> _Work to do_
Would you set down every entry shown below, precisely as written?

-- Begin The records --

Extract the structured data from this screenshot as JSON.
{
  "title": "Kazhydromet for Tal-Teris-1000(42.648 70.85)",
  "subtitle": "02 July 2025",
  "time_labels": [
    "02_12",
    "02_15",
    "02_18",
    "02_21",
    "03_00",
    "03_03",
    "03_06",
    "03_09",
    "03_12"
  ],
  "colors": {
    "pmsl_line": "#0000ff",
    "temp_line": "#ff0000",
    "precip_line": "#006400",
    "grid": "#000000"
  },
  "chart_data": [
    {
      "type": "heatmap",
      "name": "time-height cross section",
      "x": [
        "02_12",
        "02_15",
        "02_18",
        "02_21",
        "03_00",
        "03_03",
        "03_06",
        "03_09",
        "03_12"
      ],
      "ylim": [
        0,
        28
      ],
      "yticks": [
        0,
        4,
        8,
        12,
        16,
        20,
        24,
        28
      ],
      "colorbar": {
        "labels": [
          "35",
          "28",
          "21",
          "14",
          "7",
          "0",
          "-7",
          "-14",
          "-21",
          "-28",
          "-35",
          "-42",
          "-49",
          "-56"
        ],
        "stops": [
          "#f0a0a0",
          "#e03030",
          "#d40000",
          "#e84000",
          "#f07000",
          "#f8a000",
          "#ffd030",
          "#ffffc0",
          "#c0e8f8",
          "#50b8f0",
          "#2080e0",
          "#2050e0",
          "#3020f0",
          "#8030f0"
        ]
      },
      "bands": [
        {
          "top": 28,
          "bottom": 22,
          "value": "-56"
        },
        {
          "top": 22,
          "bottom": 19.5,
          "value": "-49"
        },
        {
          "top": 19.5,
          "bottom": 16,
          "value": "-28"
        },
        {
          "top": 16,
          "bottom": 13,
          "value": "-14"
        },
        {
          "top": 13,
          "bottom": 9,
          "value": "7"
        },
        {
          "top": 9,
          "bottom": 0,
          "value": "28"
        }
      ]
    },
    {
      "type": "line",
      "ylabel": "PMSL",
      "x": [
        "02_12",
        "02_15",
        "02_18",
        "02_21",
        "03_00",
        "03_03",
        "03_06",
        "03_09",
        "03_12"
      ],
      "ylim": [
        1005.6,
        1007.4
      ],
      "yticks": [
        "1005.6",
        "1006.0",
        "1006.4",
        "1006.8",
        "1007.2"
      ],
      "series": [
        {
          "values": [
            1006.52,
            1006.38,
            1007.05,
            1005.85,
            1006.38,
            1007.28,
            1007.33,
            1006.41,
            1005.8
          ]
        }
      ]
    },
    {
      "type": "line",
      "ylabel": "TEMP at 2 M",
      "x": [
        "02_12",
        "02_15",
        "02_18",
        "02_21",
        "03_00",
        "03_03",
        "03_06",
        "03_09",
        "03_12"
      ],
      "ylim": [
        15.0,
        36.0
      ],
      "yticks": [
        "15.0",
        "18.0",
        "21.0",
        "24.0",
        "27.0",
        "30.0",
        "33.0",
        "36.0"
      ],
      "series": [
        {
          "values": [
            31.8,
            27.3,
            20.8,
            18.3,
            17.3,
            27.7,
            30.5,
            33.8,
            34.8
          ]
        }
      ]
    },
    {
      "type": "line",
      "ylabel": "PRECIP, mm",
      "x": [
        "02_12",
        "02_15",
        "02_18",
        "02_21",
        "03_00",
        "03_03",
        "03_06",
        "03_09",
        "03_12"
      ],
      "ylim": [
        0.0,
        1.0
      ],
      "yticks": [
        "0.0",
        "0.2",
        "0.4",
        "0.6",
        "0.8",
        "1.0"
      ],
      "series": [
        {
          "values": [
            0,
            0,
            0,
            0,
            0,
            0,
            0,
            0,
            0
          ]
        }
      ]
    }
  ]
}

-- End The records --

> _Solution for this problem_
Extract the structured data from this screenshot as JSON.
{
  "title": "Kazhydromet for Tal-Teris-1000(42.648 70.85)",
  "subtitle": "02 July 2025",
  "time_labels": [
    "02_12",
    "02_15",
    "02_18",
    "02_21",
    "03_00",
    "03_03",
    "03_06",
    "03_09",
    "03_12"
  ],
  "colors": {
    "pmsl_line": "#0000ff",
    "temp_line": "#ff0000",
    "precip_line": "#006400",
    "grid": "#000000"
  },
  "chart_data": [
    {
      "type": "heatmap",
      "name": "time-height cross section",
      "x": [
        "02_12",
        "02_15",
        "02_18",
        "02_21",
        "03_00",
        "03_03",
        "03_06",
        "03_09",
        "03_12"
      ],
      "ylim": [
        0,
        28
      ],
      "yticks": [
        0,
        4,
        8,
        12,
        16,
        20,
        24,
        28
      ],
      "colorbar": {
        "labels": [
          "35",
          "28",
          "21",
          "14",
          "7",
          "0",
          "-7",
          "-14",
          "-21",
          "-28",
          "-35",
          "-42",
          "-49",
          "-56"
        ],
        "stops": [
          "#f0a0a0",
          "#e03030",
          "#d40000",
          "#e84000",
          "#f07000",
          "#f8a000",
          "#ffd030",
          "#ffffc0",
          "#c0e8f8",
          "#50b8f0",
          "#2080e0",
          "#2050e0",
          "#3020f0",
          "#8030f0"
        ]
      },
      "bands": [
        {
          "top": 28,
          "bottom": 22,
          "value": "-56"
        },
        {
          "top": 22,
          "bottom": 19.5,
          "value": "-49"
        },
        {
          "top": 19.5,
          "bottom": 16,
          "value": "-28"
        },
        {
          "top": 16,
          "bottom": 13,
          "value": "-14"
        },
        {
          "top": 13,
          "bottom": 9,
          "value": "7"
        },
        {
          "top": 9,
          "bottom": 0,
          "value": "28"
        }
      ]
    },
    {
      "type": "line",
      "ylabel": "PMSL",
      "x": [
        "02_12",
        "02_15",
        "02_18",
        "02_21",
        "03_00",
        "03_03",
        "03_06",
        "03_09",
        "03_12"
      ],
      "ylim": [
        1005.6,
        1007.4
      ],
      "yticks": [
        "1005.6",
        "1006.0",
        "1006.4",
        "1006.8",
        "1007.2"
      ],
      "series": [
        {
          "values": [
            1006.52,
            1006.38,
            1007.05,
            1005.85,
            1006.38,
            1007.28,
            1007.33,
            1006.41,
            1005.8
          ]
        }
      ]
    },
    {
      "type": "line",
      "ylabel": "TEMP at 2 M",
      "x": [
        "02_12",
        "02_15",
        "02_18",
        "02_21",
        "03_00",
        "03_03",
        "03_06",
        "03_09",
        "03_12"
      ],
      "ylim": [
        15.0,
        36.0
      ],
      "yticks": [
        "15.0",
        "18.0",
        "21.0",
        "24.0",
        "27.0",
        "30.0",
        "33.0",
        "36.0"
      ],
      "series": [
        {
          "values": [
            31.8,
            27.3,
            20.8,
            18.3,
            17.3,
            27.7,
            30.5,
            33.8,
            34.8
          ]
        }
      ]
    },
    {
      "type": "line",
      "ylabel": "PRECIP, mm",
      "x": [
        "02_12",
        "02_15",
        "02_18",
        "02_21",
        "03_00",
        "03_03",
        "03_06",
        "03_09",
        "03_12"
      ],
      "ylim": [
        0.0,
        1.0
      ],
      "yticks": [
        "0.0",
        "0.2",
        "0.4",
        "0.6",
        "0.8",
        "1.0"
      ],
      "series": [
        {
          "values": [
            0,
            0,
            0,
            0,
            0,
            0,
            0,
            0,
            0
          ]
        }
      ]
    }
  ]
}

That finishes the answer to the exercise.